:: What the task requires ::
Pick out each line containing the string "answer".

>> begin

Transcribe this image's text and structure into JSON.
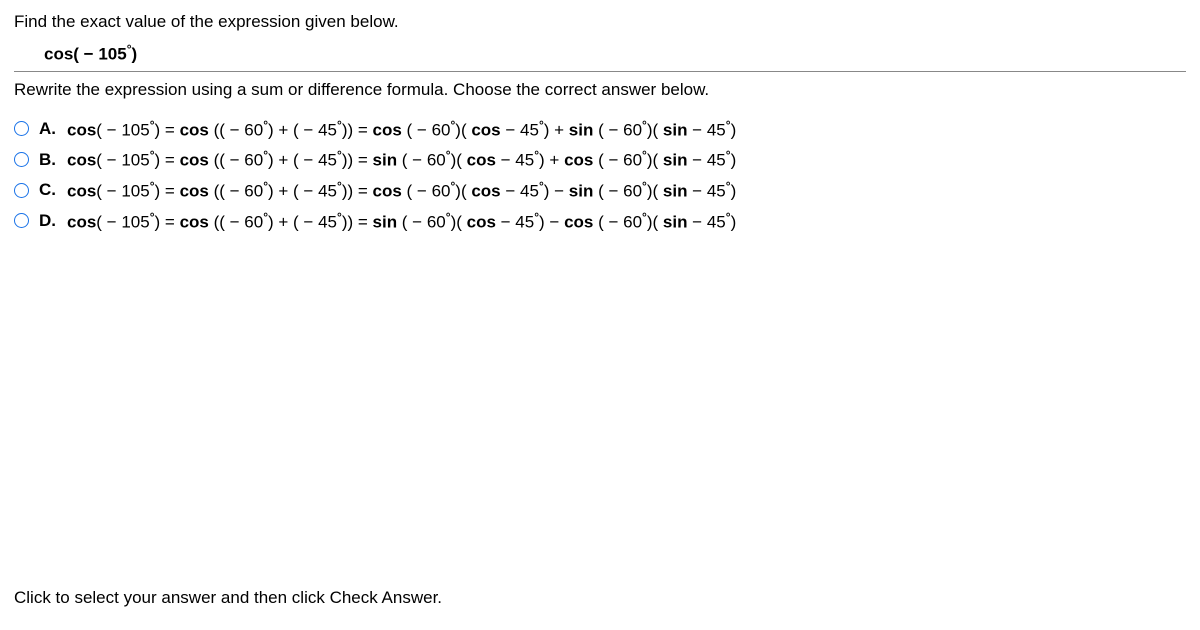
{
  "intro": "Find the exact value of the expression given below.",
  "expression_html": "cos( − 105<span class='deg'>°</span>)",
  "instruction": "Rewrite the expression using a sum or difference formula. Choose the correct answer below.",
  "choices": [
    {
      "label": "A.",
      "expr_html": "<b>cos</b>( − 105<span class='deg'>°</span>) = <b>cos</b> (( − 60<span class='deg'>°</span>) + ( − 45<span class='deg'>°</span>)) =  <b>cos</b> ( − 60<span class='deg'>°</span>)( <b>cos</b>  − 45<span class='deg'>°</span>) +  <b>sin</b> ( − 60<span class='deg'>°</span>)( <b>sin</b>  − 45<span class='deg'>°</span>)"
    },
    {
      "label": "B.",
      "expr_html": "<b>cos</b>( − 105<span class='deg'>°</span>) = <b>cos</b> (( − 60<span class='deg'>°</span>) + ( − 45<span class='deg'>°</span>)) =  <b>sin</b> ( − 60<span class='deg'>°</span>)( <b>cos</b>  − 45<span class='deg'>°</span>) +  <b>cos</b> ( − 60<span class='deg'>°</span>)( <b>sin</b>  − 45<span class='deg'>°</span>)"
    },
    {
      "label": "C.",
      "expr_html": "<b>cos</b>( − 105<span class='deg'>°</span>) = <b>cos</b> (( − 60<span class='deg'>°</span>) + ( − 45<span class='deg'>°</span>)) =  <b>cos</b> ( − 60<span class='deg'>°</span>)( <b>cos</b>  − 45<span class='deg'>°</span>) −  <b>sin</b> ( − 60<span class='deg'>°</span>)( <b>sin</b>  − 45<span class='deg'>°</span>)"
    },
    {
      "label": "D.",
      "expr_html": "<b>cos</b>( − 105<span class='deg'>°</span>) = <b>cos</b> (( − 60<span class='deg'>°</span>) + ( − 45<span class='deg'>°</span>)) =  <b>sin</b> ( − 60<span class='deg'>°</span>)( <b>cos</b>  − 45<span class='deg'>°</span>) −  <b>cos</b> ( − 60<span class='deg'>°</span>)( <b>sin</b>  − 45<span class='deg'>°</span>)"
    }
  ],
  "footer": "Click to select your answer and then click Check Answer."
}
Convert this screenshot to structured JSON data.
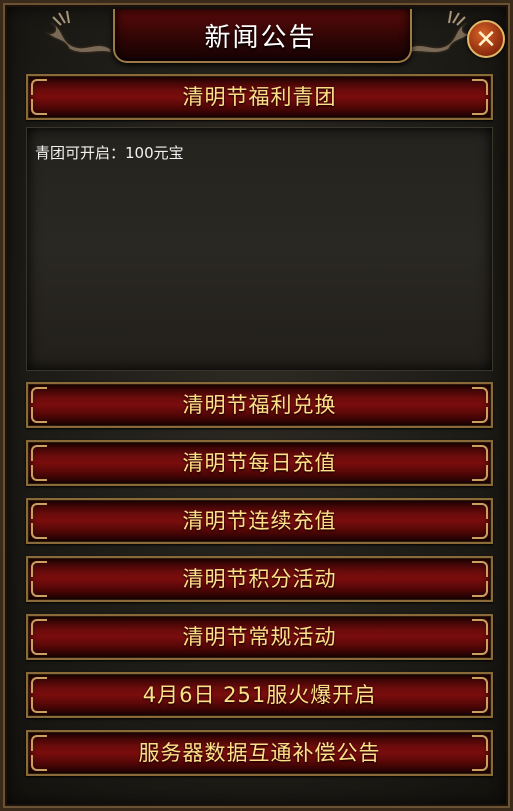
{
  "window": {
    "title": "新闻公告",
    "close_symbol": "✕"
  },
  "expanded": {
    "label": "清明节福利青团",
    "content": "青团可开启：100元宝"
  },
  "items": [
    {
      "label": "清明节福利兑换"
    },
    {
      "label": "清明节每日充值"
    },
    {
      "label": "清明节连续充值"
    },
    {
      "label": "清明节积分活动"
    },
    {
      "label": "清明节常规活动"
    },
    {
      "label": "4月6日  251服火爆开启"
    },
    {
      "label": "服务器数据互通补偿公告"
    }
  ],
  "colors": {
    "button_text": "#ffe089",
    "button_bg": "#7a0d0d",
    "border_gold": "#8b6a3a",
    "close_bg": "#d9642a"
  },
  "icons": [
    "dragon-ornament-icon",
    "close-icon"
  ]
}
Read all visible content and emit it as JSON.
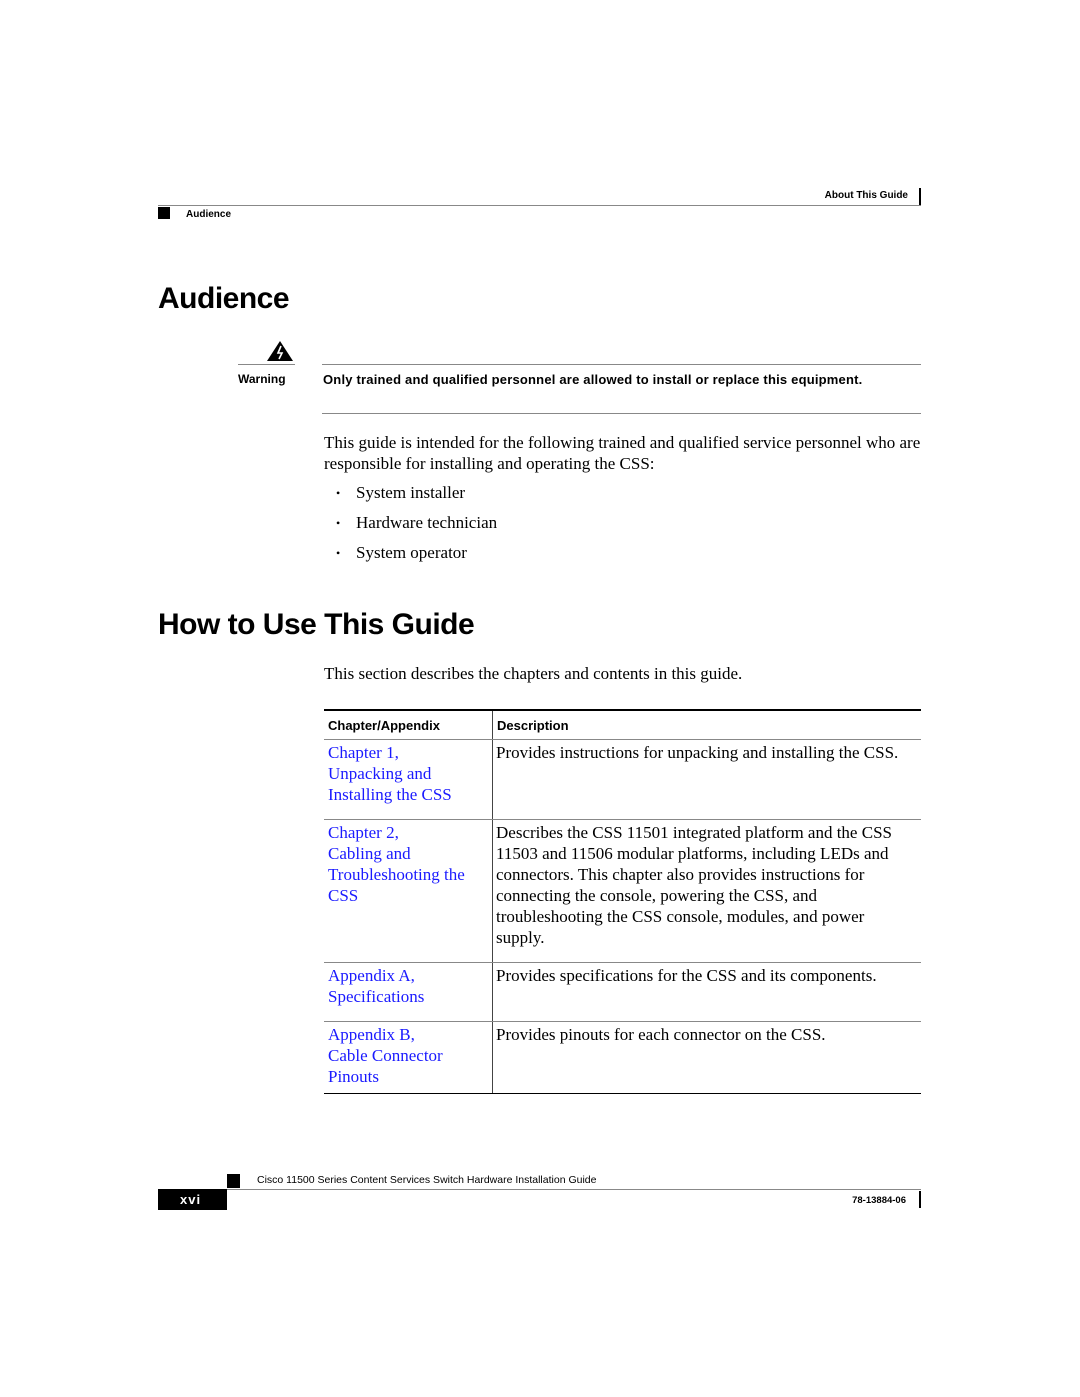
{
  "header": {
    "section": "About This Guide",
    "subsection": "Audience"
  },
  "audience": {
    "title": "Audience",
    "warning": {
      "icon": "warning-triangle-icon",
      "label": "Warning",
      "text": "Only trained and qualified personnel are allowed to install or replace this equipment."
    },
    "intro": "This guide is intended for the following trained and qualified service personnel who are responsible for installing and operating the CSS:",
    "bullet_glyph": "•",
    "bullets": [
      "System installer",
      "Hardware technician",
      "System operator"
    ]
  },
  "howto": {
    "title": "How to Use This Guide",
    "intro": "This section describes the chapters and contents in this guide.",
    "table": {
      "headers": [
        "Chapter/Appendix",
        "Description"
      ],
      "rows": [
        {
          "link_lines": [
            "Chapter 1,",
            "Unpacking and",
            "Installing the CSS"
          ],
          "description": "Provides instructions for unpacking and installing the CSS."
        },
        {
          "link_lines": [
            "Chapter 2,",
            "Cabling and",
            "Troubleshooting the",
            "CSS"
          ],
          "description": "Describes the CSS 11501 integrated platform and the CSS 11503 and 11506 modular platforms, including LEDs and connectors. This chapter also provides instructions for connecting the console, powering the CSS, and troubleshooting the CSS console, modules, and power supply."
        },
        {
          "link_lines": [
            "Appendix A,",
            "Specifications"
          ],
          "description": "Provides specifications for the CSS and its components."
        },
        {
          "link_lines": [
            "Appendix B,",
            "Cable Connector",
            "Pinouts"
          ],
          "description": "Provides pinouts for each connector on the CSS."
        }
      ]
    }
  },
  "colors": {
    "link": "#1a1aff",
    "text": "#000000",
    "rule": "#888888"
  },
  "footer": {
    "book_title": "Cisco 11500 Series Content Services Switch Hardware Installation Guide",
    "page_number": "xvi",
    "doc_number": "78-13884-06"
  }
}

>> end

:: Result below ::
  "instruction": "Rewrite the expression using a sum or difference formula. Choose the correct answer below.",
  "footer": "Click to select your answer and then click Check Answer."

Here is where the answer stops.